> Recorded data
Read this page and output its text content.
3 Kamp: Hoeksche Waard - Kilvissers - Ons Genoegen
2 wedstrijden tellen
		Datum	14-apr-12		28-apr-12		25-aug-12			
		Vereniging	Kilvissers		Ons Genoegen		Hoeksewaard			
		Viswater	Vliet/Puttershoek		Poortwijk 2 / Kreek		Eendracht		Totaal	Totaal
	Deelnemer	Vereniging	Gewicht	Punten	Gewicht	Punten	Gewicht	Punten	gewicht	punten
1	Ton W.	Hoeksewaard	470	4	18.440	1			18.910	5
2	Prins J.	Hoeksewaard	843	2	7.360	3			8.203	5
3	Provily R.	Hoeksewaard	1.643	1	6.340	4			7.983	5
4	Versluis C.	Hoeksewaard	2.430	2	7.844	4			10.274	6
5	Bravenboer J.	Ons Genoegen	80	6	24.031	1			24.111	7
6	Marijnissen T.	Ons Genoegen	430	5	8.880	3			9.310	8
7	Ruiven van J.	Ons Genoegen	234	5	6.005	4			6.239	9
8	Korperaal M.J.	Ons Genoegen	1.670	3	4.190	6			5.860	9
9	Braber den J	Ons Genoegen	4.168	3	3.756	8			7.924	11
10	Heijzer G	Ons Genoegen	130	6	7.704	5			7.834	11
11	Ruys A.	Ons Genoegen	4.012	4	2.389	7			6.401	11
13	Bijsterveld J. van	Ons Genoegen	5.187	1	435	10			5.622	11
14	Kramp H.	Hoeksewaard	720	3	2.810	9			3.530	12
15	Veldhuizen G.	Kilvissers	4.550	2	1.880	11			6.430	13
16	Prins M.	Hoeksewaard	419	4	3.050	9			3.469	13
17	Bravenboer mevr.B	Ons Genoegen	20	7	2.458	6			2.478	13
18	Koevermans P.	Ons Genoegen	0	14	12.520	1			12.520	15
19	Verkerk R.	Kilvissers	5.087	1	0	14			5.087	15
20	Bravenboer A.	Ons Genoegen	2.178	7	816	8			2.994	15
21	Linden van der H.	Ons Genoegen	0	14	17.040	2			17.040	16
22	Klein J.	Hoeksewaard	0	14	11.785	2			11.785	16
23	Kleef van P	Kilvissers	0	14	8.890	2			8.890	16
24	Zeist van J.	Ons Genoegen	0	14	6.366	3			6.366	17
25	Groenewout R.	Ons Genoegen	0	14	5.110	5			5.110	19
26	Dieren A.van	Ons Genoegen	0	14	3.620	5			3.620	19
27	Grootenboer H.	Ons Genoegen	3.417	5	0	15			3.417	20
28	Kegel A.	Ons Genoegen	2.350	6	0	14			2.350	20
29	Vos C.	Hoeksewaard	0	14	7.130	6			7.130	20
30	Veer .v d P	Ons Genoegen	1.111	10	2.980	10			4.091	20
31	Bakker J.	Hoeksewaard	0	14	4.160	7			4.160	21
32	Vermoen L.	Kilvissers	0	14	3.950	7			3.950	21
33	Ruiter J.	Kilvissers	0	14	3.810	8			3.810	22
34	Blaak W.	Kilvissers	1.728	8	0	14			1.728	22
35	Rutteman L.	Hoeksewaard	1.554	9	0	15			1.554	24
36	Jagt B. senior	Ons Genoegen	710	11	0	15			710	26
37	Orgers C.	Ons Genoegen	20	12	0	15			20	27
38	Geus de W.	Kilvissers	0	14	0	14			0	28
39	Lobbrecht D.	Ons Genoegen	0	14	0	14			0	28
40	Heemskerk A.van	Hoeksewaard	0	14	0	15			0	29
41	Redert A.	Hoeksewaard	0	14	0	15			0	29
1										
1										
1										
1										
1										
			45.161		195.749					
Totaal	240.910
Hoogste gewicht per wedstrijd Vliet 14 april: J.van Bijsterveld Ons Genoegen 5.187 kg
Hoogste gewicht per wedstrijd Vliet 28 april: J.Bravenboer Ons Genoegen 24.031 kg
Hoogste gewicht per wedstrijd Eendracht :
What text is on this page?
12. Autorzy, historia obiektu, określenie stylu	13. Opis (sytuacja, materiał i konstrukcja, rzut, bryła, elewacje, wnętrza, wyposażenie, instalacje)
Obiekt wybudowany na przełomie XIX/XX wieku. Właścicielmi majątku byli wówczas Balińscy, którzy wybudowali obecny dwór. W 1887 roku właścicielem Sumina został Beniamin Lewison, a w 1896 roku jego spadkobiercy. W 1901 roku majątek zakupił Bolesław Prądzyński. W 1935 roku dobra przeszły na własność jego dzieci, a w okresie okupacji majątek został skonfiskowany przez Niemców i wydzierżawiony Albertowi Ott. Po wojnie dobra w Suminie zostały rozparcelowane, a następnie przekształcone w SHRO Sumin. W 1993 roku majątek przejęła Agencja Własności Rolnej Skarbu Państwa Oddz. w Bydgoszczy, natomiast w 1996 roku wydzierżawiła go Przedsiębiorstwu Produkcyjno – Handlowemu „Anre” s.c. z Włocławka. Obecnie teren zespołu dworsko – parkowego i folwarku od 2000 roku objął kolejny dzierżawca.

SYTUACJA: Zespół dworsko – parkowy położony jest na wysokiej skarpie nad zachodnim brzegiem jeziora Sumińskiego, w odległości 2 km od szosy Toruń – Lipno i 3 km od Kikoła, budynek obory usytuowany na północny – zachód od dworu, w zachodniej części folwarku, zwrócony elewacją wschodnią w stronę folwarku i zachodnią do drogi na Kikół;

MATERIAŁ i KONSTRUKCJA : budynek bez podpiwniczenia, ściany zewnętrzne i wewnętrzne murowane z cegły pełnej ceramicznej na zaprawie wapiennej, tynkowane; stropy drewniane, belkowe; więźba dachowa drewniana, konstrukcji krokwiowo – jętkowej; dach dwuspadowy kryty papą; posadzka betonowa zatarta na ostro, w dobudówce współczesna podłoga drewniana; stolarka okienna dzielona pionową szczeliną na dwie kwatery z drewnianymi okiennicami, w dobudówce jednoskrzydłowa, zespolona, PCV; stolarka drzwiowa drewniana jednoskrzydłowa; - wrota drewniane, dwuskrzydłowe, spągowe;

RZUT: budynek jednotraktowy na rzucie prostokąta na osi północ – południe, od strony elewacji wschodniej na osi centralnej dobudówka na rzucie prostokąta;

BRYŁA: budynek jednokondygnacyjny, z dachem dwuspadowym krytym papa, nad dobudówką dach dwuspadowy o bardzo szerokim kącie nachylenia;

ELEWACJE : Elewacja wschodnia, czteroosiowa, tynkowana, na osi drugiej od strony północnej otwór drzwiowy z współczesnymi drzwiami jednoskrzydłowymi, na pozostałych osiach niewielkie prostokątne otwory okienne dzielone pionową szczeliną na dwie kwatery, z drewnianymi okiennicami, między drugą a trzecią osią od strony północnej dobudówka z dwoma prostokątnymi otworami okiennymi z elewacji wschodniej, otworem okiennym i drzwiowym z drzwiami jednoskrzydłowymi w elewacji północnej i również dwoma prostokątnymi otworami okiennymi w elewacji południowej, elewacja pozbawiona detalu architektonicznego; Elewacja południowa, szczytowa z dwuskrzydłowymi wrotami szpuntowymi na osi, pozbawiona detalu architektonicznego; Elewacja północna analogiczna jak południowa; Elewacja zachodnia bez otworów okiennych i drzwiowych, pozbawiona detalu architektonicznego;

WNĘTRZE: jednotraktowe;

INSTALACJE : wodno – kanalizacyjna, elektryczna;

> Task objective
Return every record, word for word.

> Full response
Read this page and output its text content.
3 Kamp: Hoeksche Waard - Kilvissers - Ons Genoegen
2 wedstrijden tellen
		Datum	14-apr-12		28-apr-12		25-aug-12			
		Vereniging	Kilvissers		Ons Genoegen		Hoeksewaard			
		Viswater	Vliet/Puttershoek		Poortwijk 2 / Kreek		Eendracht		Totaal	Totaal
	Deelnemer	Vereniging	Gewicht	Punten	Gewicht	Punten	Gewicht	Punten	gewicht	punten
1	Ton W.	Hoeksewaard	470	4	18.440	1			18.910	5
2	Prins J.	Hoeksewaard	843	2	7.360	3			8.203	5
3	Provily R.	Hoeksewaard	1.643	1	6.340	4			7.983	5
4	Versluis C.	Hoeksewaard	2.430	2	7.844	4			10.274	6
5	Bravenboer J.	Ons Genoegen	80	6	24.031	1			24.111	7
6	Marijnissen T.	Ons Genoegen	430	5	8.880	3			9.310	8
7	Ruiven van J.	Ons Genoegen	234	5	6.005	4			6.239	9
8	Korperaal M.J.	Ons Genoegen	1.670	3	4.190	6			5.860	9
9	Braber den J	Ons Genoegen	4.168	3	3.756	8			7.924	11
10	Heijzer G	Ons Genoegen	130	6	7.704	5			7.834	11
11	Ruys A.	Ons Genoegen	4.012	4	2.389	7			6.401	11
13	Bijsterveld J. van	Ons Genoegen	5.187	1	435	10			5.622	11
14	Kramp H.	Hoeksewaard	720	3	2.810	9			3.530	12
15	Veldhuizen G.	Kilvissers	4.550	2	1.880	11			6.430	13
16	Prins M.	Hoeksewaard	419	4	3.050	9			3.469	13
17	Bravenboer mevr.B	Ons Genoegen	20	7	2.458	6			2.478	13
18	Koevermans P.	Ons Genoegen	0	14	12.520	1			12.520	15
19	Verkerk R.	Kilvissers	5.087	1	0	14			5.087	15
20	Bravenboer A.	Ons Genoegen	2.178	7	816	8			2.994	15
21	Linden van der H.	Ons Genoegen	0	14	17.040	2			17.040	16
22	Klein J.	Hoeksewaard	0	14	11.785	2			11.785	16
23	Kleef van P	Kilvissers	0	14	8.890	2			8.890	16
24	Zeist van J.	Ons Genoegen	0	14	6.366	3			6.366	17
25	Groenewout R.	Ons Genoegen	0	14	5.110	5			5.110	19
26	Dieren A.van	Ons Genoegen	0	14	3.620	5			3.620	19
27	Grootenboer H.	Ons Genoegen	3.417	5	0	15			3.417	20
28	Kegel A.	Ons Genoegen	2.350	6	0	14			2.350	20
29	Vos C.	Hoeksewaard	0	14	7.130	6			7.130	20
30	Veer .v d P	Ons Genoegen	1.111	10	2.980	10			4.091	20
31	Bakker J.	Hoeksewaard	0	14	4.160	7			4.160	21
32	Vermoen L.	Kilvissers	0	14	3.950	7			3.950	21
33	Ruiter J.	Kilvissers	0	14	3.810	8			3.810	22
34	Blaak W.	Kilvissers	1.728	8	0	14			1.728	22
35	Rutteman L.	Hoeksewaard	1.554	9	0	15			1.554	24
36	Jagt B. senior	Ons Genoegen	710	11	0	15			710	26
37	Orgers C.	Ons Genoegen	20	12	0	15			20	27
38	Geus de W.	Kilvissers	0	14	0	14			0	28
39	Lobbrecht D.	Ons Genoegen	0	14	0	14			0	28
40	Heemskerk A.van	Hoeksewaard	0	14	0	15			0	29
41	Redert A.	Hoeksewaard	0	14	0	15			0	29
1										
1										
1										
1										
1										
			45.161		195.749					
Totaal	240.910
Hoogste gewicht per wedstrijd Vliet 14 april: J.van Bijsterveld Ons Genoegen 5.187 kg
Hoogste gewicht per wedstrijd Vliet 28 april: J.Bravenboer Ons Genoegen 24.031 kg
Hoogste gewicht per wedstrijd Eendracht :
What text is on this page?
12. Autorzy, historia obiektu, określenie stylu	13. Opis (sytuacja, materiał i konstrukcja, rzut, bryła, elewacje, wnętrza, wyposażenie, instalacje)
Obiekt wybudowany na przełomie XIX/XX wieku. Właścicielmi majątku byli wówczas Balińscy, którzy wybudowali obecny dwór. W 1887 roku właścicielem Sumina został Beniamin Lewison, a w 1896 roku jego spadkobiercy. W 1901 roku majątek zakupił Bolesław Prądzyński. W 1935 roku dobra przeszły na własność jego dzieci, a w okresie okupacji majątek został skonfiskowany przez Niemców i wydzierżawiony Albertowi Ott. Po wojnie dobra w Suminie zostały rozparcelowane, a następnie przekształcone w SHRO Sumin. W 1993 roku majątek przejęła Agencja Własności Rolnej Skarbu Państwa Oddz. w Bydgoszczy, natomiast w 1996 roku wydzierżawiła go Przedsiębiorstwu Produkcyjno – Handlowemu „Anre” s.c. z Włocławka. Obecnie teren zespołu dworsko – parkowego i folwarku od 2000 roku objął kolejny dzierżawca.

SYTUACJA: Zespół dworsko – parkowy położony jest na wysokiej skarpie nad zachodnim brzegiem jeziora Sumińskiego, w odległości 2 km od szosy Toruń – Lipno i 3 km od Kikoła, budynek obory usytuowany na północny – zachód od dworu, w zachodniej części folwarku, zwrócony elewacją wschodnią w stronę folwarku i zachodnią do drogi na Kikół;

MATERIAŁ i KONSTRUKCJA : budynek bez podpiwniczenia, ściany zewnętrzne i wewnętrzne murowane z cegły pełnej ceramicznej na zaprawie wapiennej, tynkowane; stropy drewniane, belkowe; więźba dachowa drewniana, konstrukcji krokwiowo – jętkowej; dach dwuspadowy kryty papą; posadzka betonowa zatarta na ostro, w dobudówce współczesna podłoga drewniana; stolarka okienna dzielona pionową szczeliną na dwie kwatery z drewnianymi okiennicami, w dobudówce jednoskrzydłowa, zespolona, PCV; stolarka drzwiowa drewniana jednoskrzydłowa; - wrota drewniane, dwuskrzydłowe, spągowe;

RZUT: budynek jednotraktowy na rzucie prostokąta na osi północ – południe, od strony elewacji wschodniej na osi centralnej dobudówka na rzucie prostokąta;

BRYŁA: budynek jednokondygnacyjny, z dachem dwuspadowym krytym papa, nad dobudówką dach dwuspadowy o bardzo szerokim kącie nachylenia;

ELEWACJE : Elewacja wschodnia, czteroosiowa, tynkowana, na osi drugiej od strony północnej otwór drzwiowy z współczesnymi drzwiami jednoskrzydłowymi, na pozostałych osiach niewielkie prostokątne otwory okienne dzielone pionową szczeliną na dwie kwatery, z drewnianymi okiennicami, między drugą a trzecią osią od strony północnej dobudówka z dwoma prostokątnymi otworami okiennymi z elewacji wschodniej, otworem okiennym i drzwiowym z drzwiami jednoskrzydłowymi w elewacji północnej i również dwoma prostokątnymi otworami okiennymi w elewacji południowej, elewacja pozbawiona detalu architektonicznego; Elewacja południowa, szczytowa z dwuskrzydłowymi wrotami szpuntowymi na osi, pozbawiona detalu architektonicznego; Elewacja północna analogiczna jak południowa; Elewacja zachodnia bez otworów okiennych i drzwiowych, pozbawiona detalu architektonicznego;

WNĘTRZE: jednotraktowe;

INSTALACJE : wodno – kanalizacyjna, elektryczna;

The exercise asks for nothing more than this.